= Stated problem =
Every record that follows should be printed verbatim.
==== Given records
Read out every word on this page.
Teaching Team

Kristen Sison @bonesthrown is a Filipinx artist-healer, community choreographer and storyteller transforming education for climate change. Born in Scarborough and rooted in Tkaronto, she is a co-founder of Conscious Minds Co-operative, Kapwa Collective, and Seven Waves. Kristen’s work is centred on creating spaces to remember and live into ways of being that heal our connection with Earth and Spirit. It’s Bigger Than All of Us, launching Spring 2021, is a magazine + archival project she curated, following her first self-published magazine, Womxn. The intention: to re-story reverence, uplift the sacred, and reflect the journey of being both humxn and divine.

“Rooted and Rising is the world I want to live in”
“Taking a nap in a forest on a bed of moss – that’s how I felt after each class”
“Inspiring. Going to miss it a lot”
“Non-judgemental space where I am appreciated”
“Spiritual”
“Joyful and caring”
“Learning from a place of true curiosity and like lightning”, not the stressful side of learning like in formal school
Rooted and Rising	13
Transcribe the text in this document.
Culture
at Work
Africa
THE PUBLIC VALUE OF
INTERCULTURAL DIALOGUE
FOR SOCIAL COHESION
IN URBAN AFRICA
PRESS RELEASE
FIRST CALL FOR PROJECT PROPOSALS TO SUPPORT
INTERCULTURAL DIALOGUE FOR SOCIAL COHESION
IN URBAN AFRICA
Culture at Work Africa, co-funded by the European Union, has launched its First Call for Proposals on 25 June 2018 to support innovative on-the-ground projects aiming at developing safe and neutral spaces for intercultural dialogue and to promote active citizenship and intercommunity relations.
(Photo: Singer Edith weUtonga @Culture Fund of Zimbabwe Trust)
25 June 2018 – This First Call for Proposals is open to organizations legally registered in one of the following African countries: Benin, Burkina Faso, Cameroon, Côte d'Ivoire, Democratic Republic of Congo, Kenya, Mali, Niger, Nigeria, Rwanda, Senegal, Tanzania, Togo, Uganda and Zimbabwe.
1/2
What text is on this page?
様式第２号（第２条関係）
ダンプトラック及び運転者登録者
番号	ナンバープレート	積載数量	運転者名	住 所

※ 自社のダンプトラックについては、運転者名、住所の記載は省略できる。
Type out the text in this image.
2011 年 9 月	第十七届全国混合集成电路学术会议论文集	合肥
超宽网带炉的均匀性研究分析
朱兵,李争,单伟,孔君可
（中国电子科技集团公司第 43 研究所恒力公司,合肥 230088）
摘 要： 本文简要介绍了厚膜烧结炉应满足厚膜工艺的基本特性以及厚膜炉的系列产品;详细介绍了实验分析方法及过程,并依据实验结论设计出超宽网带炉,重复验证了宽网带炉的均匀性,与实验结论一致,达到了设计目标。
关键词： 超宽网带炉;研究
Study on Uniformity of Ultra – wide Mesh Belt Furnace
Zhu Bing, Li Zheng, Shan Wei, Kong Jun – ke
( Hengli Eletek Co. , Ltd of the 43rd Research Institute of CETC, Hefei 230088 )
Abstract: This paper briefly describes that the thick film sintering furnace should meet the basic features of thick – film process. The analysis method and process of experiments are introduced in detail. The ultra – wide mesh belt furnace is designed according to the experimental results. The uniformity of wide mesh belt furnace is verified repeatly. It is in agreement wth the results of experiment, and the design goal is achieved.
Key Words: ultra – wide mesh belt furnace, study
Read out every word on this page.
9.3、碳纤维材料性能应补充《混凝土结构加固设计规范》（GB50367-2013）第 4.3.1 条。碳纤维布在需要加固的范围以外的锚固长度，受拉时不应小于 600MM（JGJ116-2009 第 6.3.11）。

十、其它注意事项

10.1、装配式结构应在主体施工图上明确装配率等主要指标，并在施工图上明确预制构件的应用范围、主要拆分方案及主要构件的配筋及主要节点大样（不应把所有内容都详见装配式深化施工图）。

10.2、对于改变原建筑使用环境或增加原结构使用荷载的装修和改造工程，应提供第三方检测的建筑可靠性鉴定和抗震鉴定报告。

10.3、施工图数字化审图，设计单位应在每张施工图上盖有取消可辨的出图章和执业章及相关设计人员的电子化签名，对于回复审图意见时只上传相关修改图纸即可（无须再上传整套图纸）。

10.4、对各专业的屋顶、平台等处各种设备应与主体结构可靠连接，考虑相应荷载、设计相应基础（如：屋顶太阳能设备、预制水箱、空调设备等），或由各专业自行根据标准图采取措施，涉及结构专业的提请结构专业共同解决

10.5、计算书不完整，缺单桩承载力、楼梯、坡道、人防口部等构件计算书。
========
= Completed exercise =
Read out every word on this page.
Teaching Team

Kristen Sison @bonesthrown is a Filipinx artist-healer, community choreographer and storyteller transforming education for climate change. Born in Scarborough and rooted in Tkaronto, she is a co-founder of Conscious Minds Co-operative, Kapwa Collective, and Seven Waves. Kristen’s work is centred on creating spaces to remember and live into ways of being that heal our connection with Earth and Spirit. It’s Bigger Than All of Us, launching Spring 2021, is a magazine + archival project she curated, following her first self-published magazine, Womxn. The intention: to re-story reverence, uplift the sacred, and reflect the journey of being both humxn and divine.

“Rooted and Rising is the world I want to live in”
“Taking a nap in a forest on a bed of moss – that’s how I felt after each class”
“Inspiring. Going to miss it a lot”
“Non-judgemental space where I am appreciated”
“Spiritual”
“Joyful and caring”
“Learning from a place of true curiosity and like lightning”, not the stressful side of learning like in formal school
Rooted and Rising	13
Transcribe the text in this document.
Culture
at Work
Africa
THE PUBLIC VALUE OF
INTERCULTURAL DIALOGUE
FOR SOCIAL COHESION
IN URBAN AFRICA
PRESS RELEASE
FIRST CALL FOR PROJECT PROPOSALS TO SUPPORT
INTERCULTURAL DIALOGUE FOR SOCIAL COHESION
IN URBAN AFRICA
Culture at Work Africa, co-funded by the European Union, has launched its First Call for Proposals on 25 June 2018 to support innovative on-the-ground projects aiming at developing safe and neutral spaces for intercultural dialogue and to promote active citizenship and intercommunity relations.
(Photo: Singer Edith weUtonga @Culture Fund of Zimbabwe Trust)
25 June 2018 – This First Call for Proposals is open to organizations legally registered in one of the following African countries: Benin, Burkina Faso, Cameroon, Côte d'Ivoire, Democratic Republic of Congo, Kenya, Mali, Niger, Nigeria, Rwanda, Senegal, Tanzania, Togo, Uganda and Zimbabwe.
1/2
What text is on this page?
様式第２号（第２条関係）
ダンプトラック及び運転者登録者
番号	ナンバープレート	積載数量	運転者名	住 所

※ 自社のダンプトラックについては、運転者名、住所の記載は省略できる。
Type out the text in this image.
2011 年 9 月	第十七届全国混合集成电路学术会议论文集	合肥
超宽网带炉的均匀性研究分析
朱兵,李争,单伟,孔君可
（中国电子科技集团公司第 43 研究所恒力公司,合肥 230088）
摘 要： 本文简要介绍了厚膜烧结炉应满足厚膜工艺的基本特性以及厚膜炉的系列产品;详细介绍了实验分析方法及过程,并依据实验结论设计出超宽网带炉,重复验证了宽网带炉的均匀性,与实验结论一致,达到了设计目标。
关键词： 超宽网带炉;研究
Study on Uniformity of Ultra – wide Mesh Belt Furnace
Zhu Bing, Li Zheng, Shan Wei, Kong Jun – ke
( Hengli Eletek Co. , Ltd of the 43rd Research Institute of CETC, Hefei 230088 )
Abstract: This paper briefly describes that the thick film sintering furnace should meet the basic features of thick – film process. The analysis method and process of experiments are introduced in detail. The ultra – wide mesh belt furnace is designed according to the experimental results. The uniformity of wide mesh belt furnace is verified repeatly. It is in agreement wth the results of experiment, and the design goal is achieved.
Key Words: ultra – wide mesh belt furnace, study
Read out every word on this page.
9.3、碳纤维材料性能应补充《混凝土结构加固设计规范》（GB50367-2013）第 4.3.1 条。碳纤维布在需要加固的范围以外的锚固长度，受拉时不应小于 600MM（JGJ116-2009 第 6.3.11）。

十、其它注意事项

10.1、装配式结构应在主体施工图上明确装配率等主要指标，并在施工图上明确预制构件的应用范围、主要拆分方案及主要构件的配筋及主要节点大样（不应把所有内容都详见装配式深化施工图）。

10.2、对于改变原建筑使用环境或增加原结构使用荷载的装修和改造工程，应提供第三方检测的建筑可靠性鉴定和抗震鉴定报告。

10.3、施工图数字化审图，设计单位应在每张施工图上盖有取消可辨的出图章和执业章及相关设计人员的电子化签名，对于回复审图意见时只上传相关修改图纸即可（无须再上传整套图纸）。

10.4、对各专业的屋顶、平台等处各种设备应与主体结构可靠连接，考虑相应荷载、设计相应基础（如：屋顶太阳能设备、预制水箱、空调设备等），或由各专业自行根据标准图采取措施，涉及结构专业的提请结构专业共同解决

10.5、计算书不完整，缺单桩承载力、楼梯、坡道、人防口部等构件计算书。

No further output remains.